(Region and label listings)
======

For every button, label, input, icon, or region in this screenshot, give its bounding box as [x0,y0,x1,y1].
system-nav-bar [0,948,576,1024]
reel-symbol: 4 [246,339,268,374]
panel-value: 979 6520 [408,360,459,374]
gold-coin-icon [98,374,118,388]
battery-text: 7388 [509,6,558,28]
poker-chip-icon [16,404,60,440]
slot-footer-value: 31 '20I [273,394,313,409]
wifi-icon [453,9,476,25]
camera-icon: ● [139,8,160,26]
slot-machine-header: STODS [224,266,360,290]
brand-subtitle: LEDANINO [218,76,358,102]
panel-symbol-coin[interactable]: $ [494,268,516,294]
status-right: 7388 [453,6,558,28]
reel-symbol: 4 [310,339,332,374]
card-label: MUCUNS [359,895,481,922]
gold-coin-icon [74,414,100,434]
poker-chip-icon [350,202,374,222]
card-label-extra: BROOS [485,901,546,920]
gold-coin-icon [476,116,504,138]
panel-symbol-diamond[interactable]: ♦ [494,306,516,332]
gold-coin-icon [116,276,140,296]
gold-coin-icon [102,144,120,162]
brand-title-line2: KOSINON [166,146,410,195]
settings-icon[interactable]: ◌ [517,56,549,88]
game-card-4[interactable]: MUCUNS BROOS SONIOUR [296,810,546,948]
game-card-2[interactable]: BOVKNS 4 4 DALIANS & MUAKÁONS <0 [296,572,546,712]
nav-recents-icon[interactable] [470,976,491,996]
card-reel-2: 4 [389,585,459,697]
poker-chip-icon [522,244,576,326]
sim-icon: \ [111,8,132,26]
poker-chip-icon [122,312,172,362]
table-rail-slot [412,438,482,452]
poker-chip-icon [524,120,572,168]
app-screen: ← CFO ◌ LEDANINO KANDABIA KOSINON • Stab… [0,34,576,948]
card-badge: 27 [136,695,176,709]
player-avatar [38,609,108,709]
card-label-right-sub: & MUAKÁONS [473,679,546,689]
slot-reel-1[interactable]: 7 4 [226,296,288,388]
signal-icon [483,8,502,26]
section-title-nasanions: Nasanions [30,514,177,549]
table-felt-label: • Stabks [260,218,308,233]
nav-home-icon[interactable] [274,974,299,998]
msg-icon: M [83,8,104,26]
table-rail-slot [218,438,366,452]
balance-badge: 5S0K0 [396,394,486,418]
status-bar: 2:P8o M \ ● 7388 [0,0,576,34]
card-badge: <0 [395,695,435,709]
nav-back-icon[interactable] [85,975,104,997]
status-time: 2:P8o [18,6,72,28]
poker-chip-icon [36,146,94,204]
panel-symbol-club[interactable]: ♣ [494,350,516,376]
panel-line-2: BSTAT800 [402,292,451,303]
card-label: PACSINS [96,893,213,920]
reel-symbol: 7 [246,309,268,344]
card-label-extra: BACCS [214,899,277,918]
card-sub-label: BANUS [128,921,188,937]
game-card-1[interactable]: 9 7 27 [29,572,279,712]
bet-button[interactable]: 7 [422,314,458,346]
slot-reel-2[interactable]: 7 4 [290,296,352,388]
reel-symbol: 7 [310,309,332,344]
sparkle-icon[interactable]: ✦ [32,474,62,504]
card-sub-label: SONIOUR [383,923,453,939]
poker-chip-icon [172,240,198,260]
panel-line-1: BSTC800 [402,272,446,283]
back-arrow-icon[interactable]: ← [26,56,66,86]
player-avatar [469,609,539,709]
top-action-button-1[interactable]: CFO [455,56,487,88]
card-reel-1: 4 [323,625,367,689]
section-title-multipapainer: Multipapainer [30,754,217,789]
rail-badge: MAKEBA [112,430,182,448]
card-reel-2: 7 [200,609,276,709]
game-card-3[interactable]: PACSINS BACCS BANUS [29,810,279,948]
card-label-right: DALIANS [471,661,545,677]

======

# Problem to solve:
Format the entries as a JSON list of strings, one string per line, omitting blank lines. Begin with the first line of the entries and stop after the line that contains "gold-coin-icon [98,374,118,388]".

# Solved problem:
[
  "For every button, label, input, icon, or region in this screenshot, give its bounding box as [x0,y0,x1,y1].",
  "system-nav-bar [0,948,576,1024]",
  "reel-symbol: 4 [246,339,268,374]",
  "panel-value: 979 6520 [408,360,459,374]",
  "gold-coin-icon [98,374,118,388]"
]